◆ REQUEST:
Could you write out every entry exactly as it stands?

— Start —

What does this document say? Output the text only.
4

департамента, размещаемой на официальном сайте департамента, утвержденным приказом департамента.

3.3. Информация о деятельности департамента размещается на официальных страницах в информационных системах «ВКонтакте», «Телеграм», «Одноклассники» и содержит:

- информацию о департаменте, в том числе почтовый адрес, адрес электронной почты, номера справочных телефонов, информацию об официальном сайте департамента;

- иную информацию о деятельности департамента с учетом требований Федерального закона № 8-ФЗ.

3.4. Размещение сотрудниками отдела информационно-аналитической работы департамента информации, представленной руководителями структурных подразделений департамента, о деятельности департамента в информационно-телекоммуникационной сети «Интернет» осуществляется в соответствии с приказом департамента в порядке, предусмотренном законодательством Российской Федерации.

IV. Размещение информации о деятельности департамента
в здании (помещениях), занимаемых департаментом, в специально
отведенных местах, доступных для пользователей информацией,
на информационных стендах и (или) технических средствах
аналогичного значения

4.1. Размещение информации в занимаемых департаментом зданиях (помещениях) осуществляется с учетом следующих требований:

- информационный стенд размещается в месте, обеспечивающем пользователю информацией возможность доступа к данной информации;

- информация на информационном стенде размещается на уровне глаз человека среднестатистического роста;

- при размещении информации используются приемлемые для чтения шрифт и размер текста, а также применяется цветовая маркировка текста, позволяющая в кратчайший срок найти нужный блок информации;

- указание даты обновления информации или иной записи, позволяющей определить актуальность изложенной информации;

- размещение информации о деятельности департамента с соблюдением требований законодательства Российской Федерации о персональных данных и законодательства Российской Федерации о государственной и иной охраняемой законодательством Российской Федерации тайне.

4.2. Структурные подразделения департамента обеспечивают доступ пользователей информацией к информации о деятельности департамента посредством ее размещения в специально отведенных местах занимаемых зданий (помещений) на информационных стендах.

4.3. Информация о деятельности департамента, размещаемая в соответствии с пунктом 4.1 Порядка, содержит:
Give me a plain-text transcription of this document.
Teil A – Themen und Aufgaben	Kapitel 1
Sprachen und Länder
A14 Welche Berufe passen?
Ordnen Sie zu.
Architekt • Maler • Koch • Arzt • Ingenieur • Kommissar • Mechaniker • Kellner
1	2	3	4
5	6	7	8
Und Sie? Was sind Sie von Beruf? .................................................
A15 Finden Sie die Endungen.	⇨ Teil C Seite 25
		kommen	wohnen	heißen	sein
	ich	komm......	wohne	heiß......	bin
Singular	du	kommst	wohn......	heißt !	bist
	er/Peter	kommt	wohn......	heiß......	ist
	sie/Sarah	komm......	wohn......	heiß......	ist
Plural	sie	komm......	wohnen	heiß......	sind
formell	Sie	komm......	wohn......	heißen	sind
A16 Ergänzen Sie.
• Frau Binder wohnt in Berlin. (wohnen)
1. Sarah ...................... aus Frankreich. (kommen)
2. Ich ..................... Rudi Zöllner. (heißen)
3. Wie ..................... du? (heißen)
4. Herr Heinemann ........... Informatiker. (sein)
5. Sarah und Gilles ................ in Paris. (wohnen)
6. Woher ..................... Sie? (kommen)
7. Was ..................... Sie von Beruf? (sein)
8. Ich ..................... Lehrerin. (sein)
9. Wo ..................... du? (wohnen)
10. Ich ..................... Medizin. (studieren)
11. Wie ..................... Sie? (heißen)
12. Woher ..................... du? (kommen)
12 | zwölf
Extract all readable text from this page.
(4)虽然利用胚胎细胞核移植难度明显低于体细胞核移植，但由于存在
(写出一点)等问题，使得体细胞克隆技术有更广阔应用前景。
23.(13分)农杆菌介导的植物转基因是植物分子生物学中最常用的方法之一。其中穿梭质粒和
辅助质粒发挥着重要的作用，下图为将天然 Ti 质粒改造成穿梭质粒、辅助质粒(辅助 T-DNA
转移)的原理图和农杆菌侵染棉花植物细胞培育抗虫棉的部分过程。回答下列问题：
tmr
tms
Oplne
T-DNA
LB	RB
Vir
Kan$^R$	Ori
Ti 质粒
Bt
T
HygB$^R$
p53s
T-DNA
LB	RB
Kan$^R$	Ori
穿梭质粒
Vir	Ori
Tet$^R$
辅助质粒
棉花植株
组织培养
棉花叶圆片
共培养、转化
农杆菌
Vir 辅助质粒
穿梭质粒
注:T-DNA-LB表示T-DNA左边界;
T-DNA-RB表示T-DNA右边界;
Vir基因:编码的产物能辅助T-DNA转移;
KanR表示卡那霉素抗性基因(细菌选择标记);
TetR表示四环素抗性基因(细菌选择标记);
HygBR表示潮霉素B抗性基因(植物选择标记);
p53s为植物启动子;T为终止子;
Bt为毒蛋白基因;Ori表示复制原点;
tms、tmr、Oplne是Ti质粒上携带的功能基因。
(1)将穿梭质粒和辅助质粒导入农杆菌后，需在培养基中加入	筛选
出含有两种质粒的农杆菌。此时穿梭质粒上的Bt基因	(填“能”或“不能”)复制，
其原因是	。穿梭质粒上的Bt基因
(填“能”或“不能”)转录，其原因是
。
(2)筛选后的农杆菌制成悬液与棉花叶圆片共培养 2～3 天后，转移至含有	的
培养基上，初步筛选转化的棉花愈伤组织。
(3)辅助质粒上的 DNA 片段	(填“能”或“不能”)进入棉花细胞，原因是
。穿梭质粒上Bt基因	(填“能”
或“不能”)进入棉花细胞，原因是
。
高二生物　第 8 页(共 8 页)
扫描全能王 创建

— End —

◆ RESPONSE FOR THIS EXERCISE:
What does this document say? Output the text only.
4

департамента, размещаемой на официальном сайте департамента, утвержденным приказом департамента.

3.3. Информация о деятельности департамента размещается на официальных страницах в информационных системах «ВКонтакте», «Телеграм», «Одноклассники» и содержит:

- информацию о департаменте, в том числе почтовый адрес, адрес электронной почты, номера справочных телефонов, информацию об официальном сайте департамента;

- иную информацию о деятельности департамента с учетом требований Федерального закона № 8-ФЗ.

3.4. Размещение сотрудниками отдела информационно-аналитической работы департамента информации, представленной руководителями структурных подразделений департамента, о деятельности департамента в информационно-телекоммуникационной сети «Интернет» осуществляется в соответствии с приказом департамента в порядке, предусмотренном законодательством Российской Федерации.

IV. Размещение информации о деятельности департамента
в здании (помещениях), занимаемых департаментом, в специально
отведенных местах, доступных для пользователей информацией,
на информационных стендах и (или) технических средствах
аналогичного значения

4.1. Размещение информации в занимаемых департаментом зданиях (помещениях) осуществляется с учетом следующих требований:

- информационный стенд размещается в месте, обеспечивающем пользователю информацией возможность доступа к данной информации;

- информация на информационном стенде размещается на уровне глаз человека среднестатистического роста;

- при размещении информации используются приемлемые для чтения шрифт и размер текста, а также применяется цветовая маркировка текста, позволяющая в кратчайший срок найти нужный блок информации;

- указание даты обновления информации или иной записи, позволяющей определить актуальность изложенной информации;

- размещение информации о деятельности департамента с соблюдением требований законодательства Российской Федерации о персональных данных и законодательства Российской Федерации о государственной и иной охраняемой законодательством Российской Федерации тайне.

4.2. Структурные подразделения департамента обеспечивают доступ пользователей информацией к информации о деятельности департамента посредством ее размещения в специально отведенных местах занимаемых зданий (помещений) на информационных стендах.

4.3. Информация о деятельности департамента, размещаемая в соответствии с пунктом 4.1 Порядка, содержит:
Give me a plain-text transcription of this document.
Teil A – Themen und Aufgaben	Kapitel 1
Sprachen und Länder
A14 Welche Berufe passen?
Ordnen Sie zu.
Architekt • Maler • Koch • Arzt • Ingenieur • Kommissar • Mechaniker • Kellner
1	2	3	4
5	6	7	8
Und Sie? Was sind Sie von Beruf? .................................................
A15 Finden Sie die Endungen.	⇨ Teil C Seite 25
		kommen	wohnen	heißen	sein
	ich	komm......	wohne	heiß......	bin
Singular	du	kommst	wohn......	heißt !	bist
	er/Peter	kommt	wohn......	heiß......	ist
	sie/Sarah	komm......	wohn......	heiß......	ist
Plural	sie	komm......	wohnen	heiß......	sind
formell	Sie	komm......	wohn......	heißen	sind
A16 Ergänzen Sie.
• Frau Binder wohnt in Berlin. (wohnen)
1. Sarah ...................... aus Frankreich. (kommen)
2. Ich ..................... Rudi Zöllner. (heißen)
3. Wie ..................... du? (heißen)
4. Herr Heinemann ........... Informatiker. (sein)
5. Sarah und Gilles ................ in Paris. (wohnen)
6. Woher ..................... Sie? (kommen)
7. Was ..................... Sie von Beruf? (sein)
8. Ich ..................... Lehrerin. (sein)
9. Wo ..................... du? (wohnen)
10. Ich ..................... Medizin. (studieren)
11. Wie ..................... Sie? (heißen)
12. Woher ..................... du? (kommen)
12 | zwölf
Extract all readable text from this page.
(4)虽然利用胚胎细胞核移植难度明显低于体细胞核移植，但由于存在
(写出一点)等问题，使得体细胞克隆技术有更广阔应用前景。
23.(13分)农杆菌介导的植物转基因是植物分子生物学中最常用的方法之一。其中穿梭质粒和
辅助质粒发挥着重要的作用，下图为将天然 Ti 质粒改造成穿梭质粒、辅助质粒(辅助 T-DNA
转移)的原理图和农杆菌侵染棉花植物细胞培育抗虫棉的部分过程。回答下列问题：
tmr
tms
Oplne
T-DNA
LB	RB
Vir
Kan$^R$	Ori
Ti 质粒
Bt
T
HygB$^R$
p53s
T-DNA
LB	RB
Kan$^R$	Ori
穿梭质粒
Vir	Ori
Tet$^R$
辅助质粒
棉花植株
组织培养
棉花叶圆片
共培养、转化
农杆菌
Vir 辅助质粒
穿梭质粒
注:T-DNA-LB表示T-DNA左边界;
T-DNA-RB表示T-DNA右边界;
Vir基因:编码的产物能辅助T-DNA转移;
KanR表示卡那霉素抗性基因(细菌选择标记);
TetR表示四环素抗性基因(细菌选择标记);
HygBR表示潮霉素B抗性基因(植物选择标记);
p53s为植物启动子;T为终止子;
Bt为毒蛋白基因;Ori表示复制原点;
tms、tmr、Oplne是Ti质粒上携带的功能基因。
(1)将穿梭质粒和辅助质粒导入农杆菌后，需在培养基中加入	筛选
出含有两种质粒的农杆菌。此时穿梭质粒上的Bt基因	(填“能”或“不能”)复制，
其原因是	。穿梭质粒上的Bt基因
(填“能”或“不能”)转录，其原因是
。
(2)筛选后的农杆菌制成悬液与棉花叶圆片共培养 2～3 天后，转移至含有	的
培养基上，初步筛选转化的棉花愈伤组织。
(3)辅助质粒上的 DNA 片段	(填“能”或“不能”)进入棉花细胞，原因是
。穿梭质粒上Bt基因	(填“能”
或“不能”)进入棉花细胞，原因是
。
高二生物　第 8 页(共 8 页)
扫描全能王 创建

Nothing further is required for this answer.